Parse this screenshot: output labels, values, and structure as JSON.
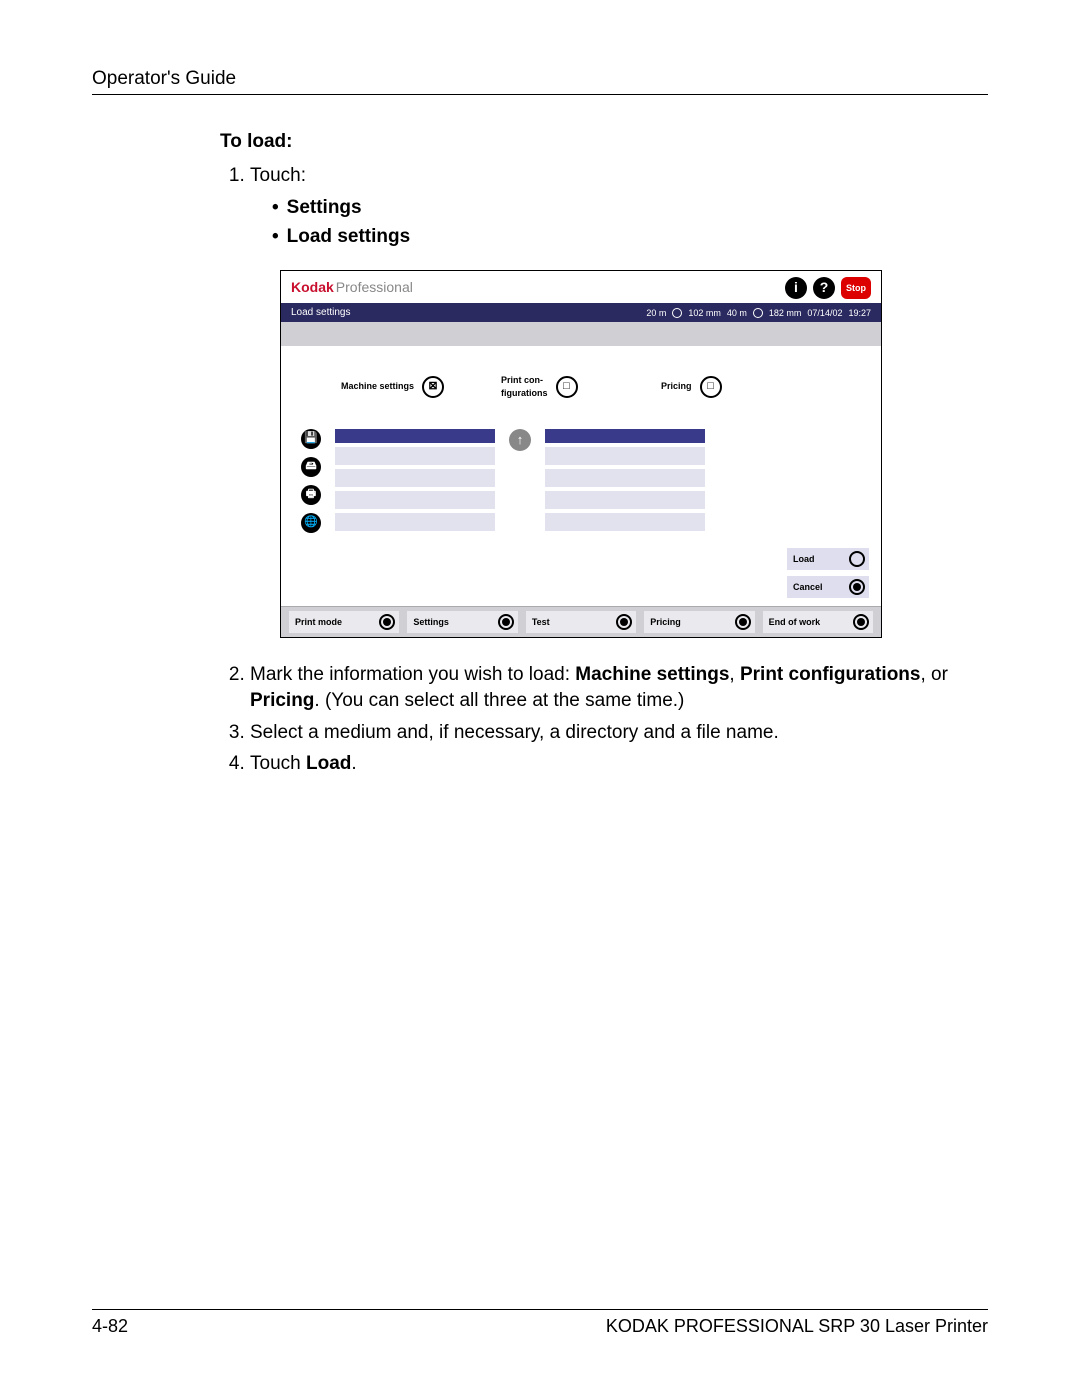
{
  "header": {
    "title": "Operator's Guide"
  },
  "section": {
    "heading": "To load:"
  },
  "step1": {
    "intro": "Touch:",
    "bullets": [
      "Settings",
      "Load settings"
    ]
  },
  "device": {
    "brand_k": "Kodak",
    "brand_p": "Professional",
    "info_glyph": "i",
    "help_glyph": "?",
    "stop": "Stop",
    "title": "Load settings",
    "status": {
      "s1a": "20 m",
      "s1b": "102 mm",
      "s2a": "40 m",
      "s2b": "182 mm",
      "date": "07/14/02",
      "time": "19:27"
    },
    "options": {
      "o1": "Machine settings",
      "o1_glyph": "⊠",
      "o2": "Print con-\nfigurations",
      "o2_glyph": "□",
      "o3": "Pricing",
      "o3_glyph": "□"
    },
    "side": {
      "i1": "💾",
      "i2": "🖴",
      "i3": "🖶",
      "i4": "🌐"
    },
    "mid_arrow": "↑",
    "actions": {
      "load": "Load",
      "cancel": "Cancel"
    },
    "bottom": {
      "b1": "Print mode",
      "b2": "Settings",
      "b3": "Test",
      "b4": "Pricing",
      "b5": "End of work"
    }
  },
  "steps_after": {
    "s2a": "Mark the information you wish to load: ",
    "s2b1": "Machine settings",
    "s2c": ", ",
    "s2b2": "Print configurations",
    "s2d": ", or ",
    "s2b3": "Pricing",
    "s2e": ". (You can select all three at the same time.)",
    "s3": "Select a medium and, if necessary, a directory and a file name.",
    "s4a": "Touch ",
    "s4b": "Load",
    "s4c": "."
  },
  "footer": {
    "page": "4-82",
    "product": "KODAK PROFESSIONAL SRP 30 Laser Printer"
  }
}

- _What the exercise asks_
Pictures are to be left out; all else in the entries above is to be quoted exactly.

- _Result for this exercise_
Parse this screenshot: output labels, values, and structure as JSON.
{
  "header": {
    "title": "Operator's Guide"
  },
  "section": {
    "heading": "To load:"
  },
  "step1": {
    "intro": "Touch:",
    "bullets": [
      "Settings",
      "Load settings"
    ]
  },
  "device": {
    "brand_k": "Kodak",
    "brand_p": "Professional",
    "info_glyph": "i",
    "help_glyph": "?",
    "stop": "Stop",
    "title": "Load settings",
    "status": {
      "s1a": "20 m",
      "s1b": "102 mm",
      "s2a": "40 m",
      "s2b": "182 mm",
      "date": "07/14/02",
      "time": "19:27"
    },
    "options": {
      "o1": "Machine settings",
      "o1_glyph": "⊠",
      "o2": "Print con-\nfigurations",
      "o2_glyph": "□",
      "o3": "Pricing",
      "o3_glyph": "□"
    },
    "side": {
      "i1": "💾",
      "i2": "🖴",
      "i3": "🖶",
      "i4": "🌐"
    },
    "mid_arrow": "↑",
    "actions": {
      "load": "Load",
      "cancel": "Cancel"
    },
    "bottom": {
      "b1": "Print mode",
      "b2": "Settings",
      "b3": "Test",
      "b4": "Pricing",
      "b5": "End of work"
    }
  },
  "steps_after": {
    "s2a": "Mark the information you wish to load: ",
    "s2b1": "Machine settings",
    "s2c": ", ",
    "s2b2": "Print configurations",
    "s2d": ", or ",
    "s2b3": "Pricing",
    "s2e": ". (You can select all three at the same time.)",
    "s3": "Select a medium and, if necessary, a directory and a file name.",
    "s4a": "Touch ",
    "s4b": "Load",
    "s4c": "."
  },
  "footer": {
    "page": "4-82",
    "product": "KODAK PROFESSIONAL SRP 30 Laser Printer"
  }
}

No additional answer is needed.